— Start of Data provided —
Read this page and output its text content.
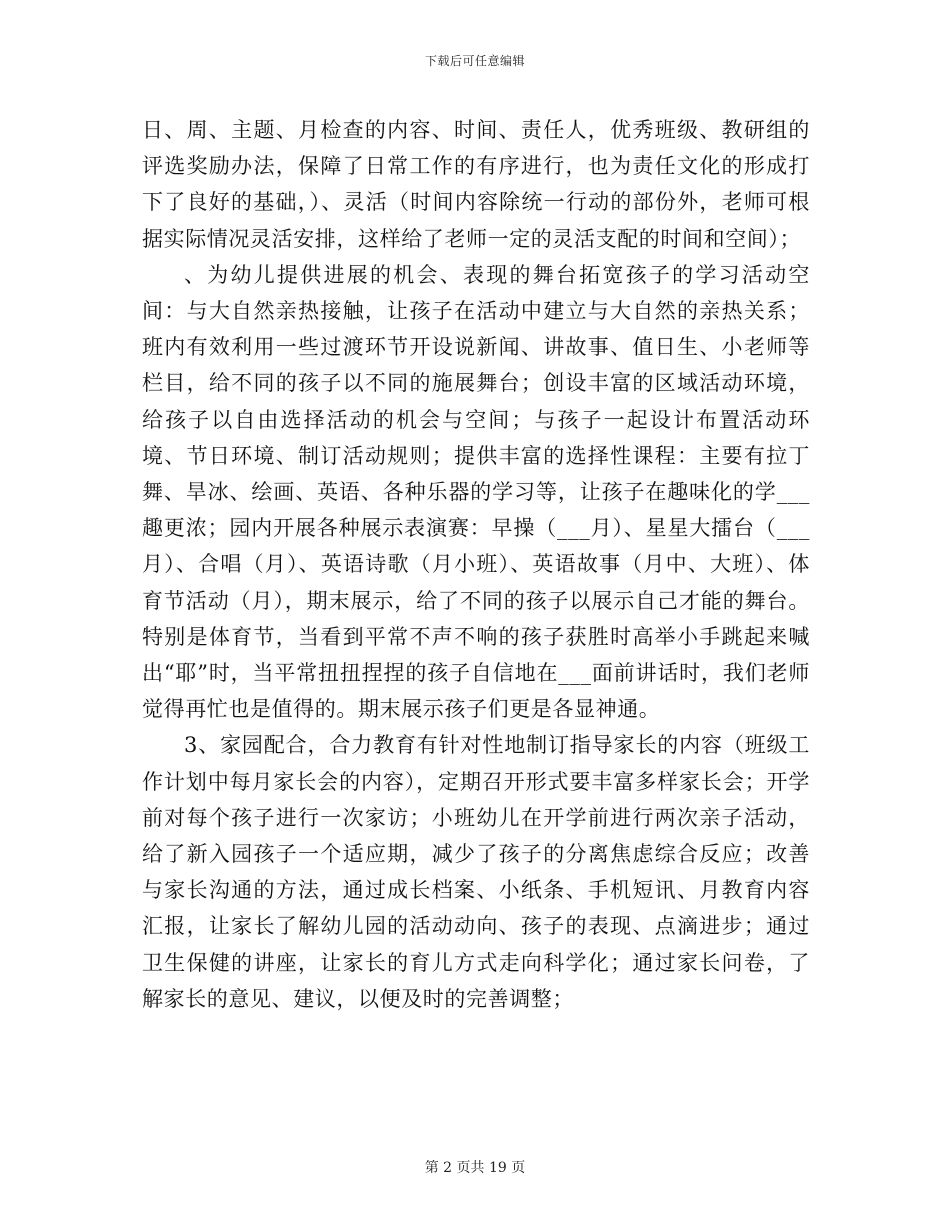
下载后可任意编辑

日、周、主题、月检查的内容、时间、责任人，优秀班级、教研组的评选奖励办法，保障了日常工作的有序进行，也为责任文化的形成打下了良好的基础，）、灵活（时间内容除统一行动的部份外，老师可根据实际情况灵活安排，这样给了老师一定的灵活支配的时间和空间）；

、为幼儿提供进展的机会、表现的舞台拓宽孩子的学习活动空间：与大自然亲热接触，让孩子在活动中建立与大自然的亲热关系；班内有效利用一些过渡环节开设说新闻、讲故事、值日生、小老师等栏目，给不同的孩子以不同的施展舞台；创设丰富的区域活动环境，给孩子以自由选择活动的机会与空间；与孩子一起设计布置活动环境、节日环境、制订活动规则；提供丰富的选择性课程：主要有拉丁舞、旱冰、绘画、英语、各种乐器的学习等，让孩子在趣味化的学___趣更浓；园内开展各种展示表演赛：早操（___月）、星星大擂台（___月）、合唱（月）、英语诗歌（月小班）、英语故事（月中、大班）、体育节活动（月），期末展示，给了不同的孩子以展示自己才能的舞台。特别是体育节，当看到平常不声不响的孩子获胜时高举小手跳起来喊出“耶”时，当平常扭扭捏捏的孩子自信地在___面前讲话时，我们老师觉得再忙也是值得的。期末展示孩子们更是各显神通。

3、家园配合，合力教育有针对性地制订指导家长的内容（班级工作计划中每月家长会的内容），定期召开形式要丰富多样家长会；开学前对每个孩子进行一次家访；小班幼儿在开学前进行两次亲子活动，给了新入园孩子一个适应期，减少了孩子的分离焦虑综合反应；改善与家长沟通的方法，通过成长档案、小纸条、手机短讯、月教育内容汇报，让家长了解幼儿园的活动动向、孩子的表现、点滴进步；通过卫生保健的讲座，让家长的育儿方式走向科学化；通过家长问卷，了解家长的意见、建议，以便及时的完善调整；

第 2 页共 19 页
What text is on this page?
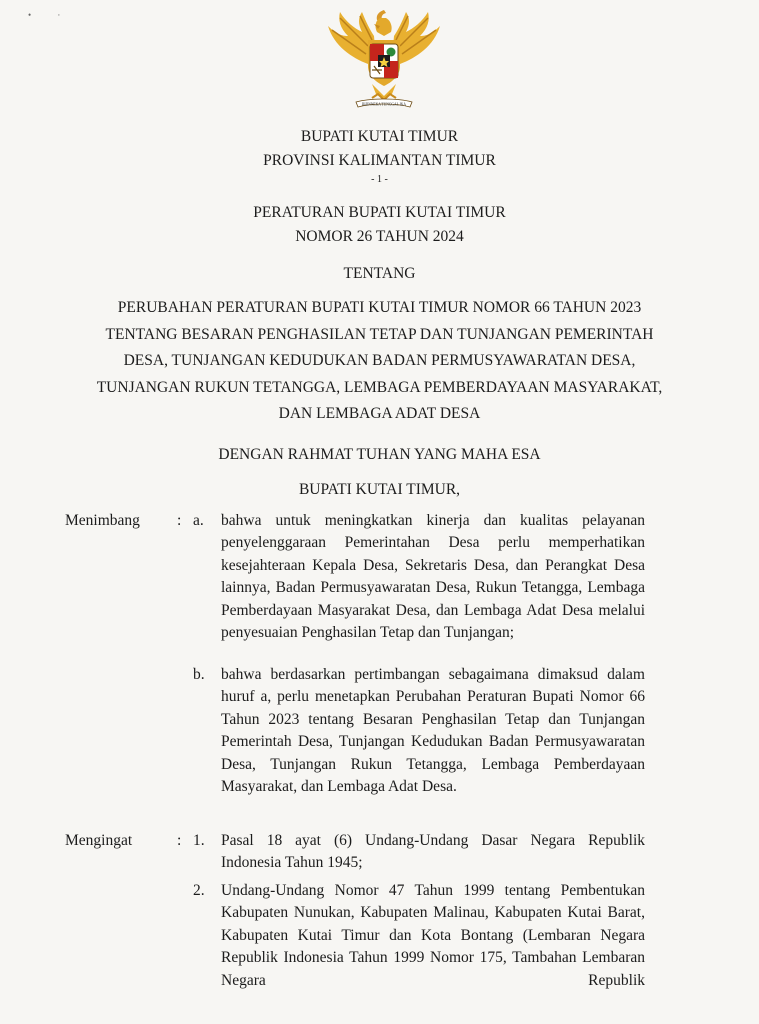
• ·
BHINNEKA TUNGGAL IKA
BUPATI KUTAI TIMUR
PROVINSI KALIMANTAN TIMUR
- 1 -
PERATURAN BUPATI KUTAI TIMUR
NOMOR 26 TAHUN 2024
TENTANG
PERUBAHAN PERATURAN BUPATI KUTAI TIMUR NOMOR 66 TAHUN 2023
TENTANG BESARAN PENGHASILAN TETAP DAN TUNJANGAN PEMERINTAH
DESA, TUNJANGAN KEDUDUKAN BADAN PERMUSYAWARATAN DESA,
TUNJANGAN RUKUN TETANGGA, LEMBAGA PEMBERDAYAAN MASYARAKAT,
DAN LEMBAGA ADAT DESA
DENGAN RAHMAT TUHAN YANG MAHA ESA
BUPATI KUTAI TIMUR,
Menimbang : a. bahwa untuk meningkatkan kinerja dan kualitas pelayanan penyelenggaraan Pemerintahan Desa perlu memperhatikan kesejahteraan Kepala Desa, Sekretaris Desa, dan Perangkat Desa lainnya, Badan Permusyawaratan Desa, Rukun Tetangga, Lembaga Pemberdayaan Masyarakat Desa, dan Lembaga Adat Desa melalui penyesuaian Penghasilan Tetap dan Tunjangan;

b. bahwa berdasarkan pertimbangan sebagaimana dimaksud dalam huruf a, perlu menetapkan Perubahan Peraturan Bupati Nomor 66 Tahun 2023 tentang Besaran Penghasilan Tetap dan Tunjangan Pemerintah Desa, Tunjangan Kedudukan Badan Permusyawaratan Desa, Tunjangan Rukun Tetangga, Lembaga Pemberdayaan Masyarakat, dan Lembaga Adat Desa.

Mengingat	: 1. Pasal 18 ayat (6) Undang-Undang Dasar Negara Republik Indonesia Tahun 1945;

2. Undang-Undang Nomor 47 Tahun 1999 tentang Pembentukan Kabupaten Nunukan, Kabupaten Malinau, Kabupaten Kutai Barat, Kabupaten Kutai Timur dan Kota Bontang (Lembaran Negara Republik Indonesia Tahun 1999 Nomor 175, Tambahan Lembaran Negara Republik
— End of Data provided —
Take the line containing "What text is on this page?" and every line after it up to the end of the entries, and quote them exactly. Both ends count; the pictures do not.

What text is on this page?
• ·
BHINNEKA TUNGGAL IKA
BUPATI KUTAI TIMUR
PROVINSI KALIMANTAN TIMUR
- 1 -
PERATURAN BUPATI KUTAI TIMUR
NOMOR 26 TAHUN 2024
TENTANG
PERUBAHAN PERATURAN BUPATI KUTAI TIMUR NOMOR 66 TAHUN 2023
TENTANG BESARAN PENGHASILAN TETAP DAN TUNJANGAN PEMERINTAH
DESA, TUNJANGAN KEDUDUKAN BADAN PERMUSYAWARATAN DESA,
TUNJANGAN RUKUN TETANGGA, LEMBAGA PEMBERDAYAAN MASYARAKAT,
DAN LEMBAGA ADAT DESA
DENGAN RAHMAT TUHAN YANG MAHA ESA
BUPATI KUTAI TIMUR,
Menimbang : a. bahwa untuk meningkatkan kinerja dan kualitas pelayanan penyelenggaraan Pemerintahan Desa perlu memperhatikan kesejahteraan Kepala Desa, Sekretaris Desa, dan Perangkat Desa lainnya, Badan Permusyawaratan Desa, Rukun Tetangga, Lembaga Pemberdayaan Masyarakat Desa, dan Lembaga Adat Desa melalui penyesuaian Penghasilan Tetap dan Tunjangan;

b. bahwa berdasarkan pertimbangan sebagaimana dimaksud dalam huruf a, perlu menetapkan Perubahan Peraturan Bupati Nomor 66 Tahun 2023 tentang Besaran Penghasilan Tetap dan Tunjangan Pemerintah Desa, Tunjangan Kedudukan Badan Permusyawaratan Desa, Tunjangan Rukun Tetangga, Lembaga Pemberdayaan Masyarakat, dan Lembaga Adat Desa.

Mengingat	: 1. Pasal 18 ayat (6) Undang-Undang Dasar Negara Republik Indonesia Tahun 1945;

2. Undang-Undang Nomor 47 Tahun 1999 tentang Pembentukan Kabupaten Nunukan, Kabupaten Malinau, Kabupaten Kutai Barat, Kabupaten Kutai Timur dan Kota Bontang (Lembaran Negara Republik Indonesia Tahun 1999 Nomor 175, Tambahan Lembaran Negara Republik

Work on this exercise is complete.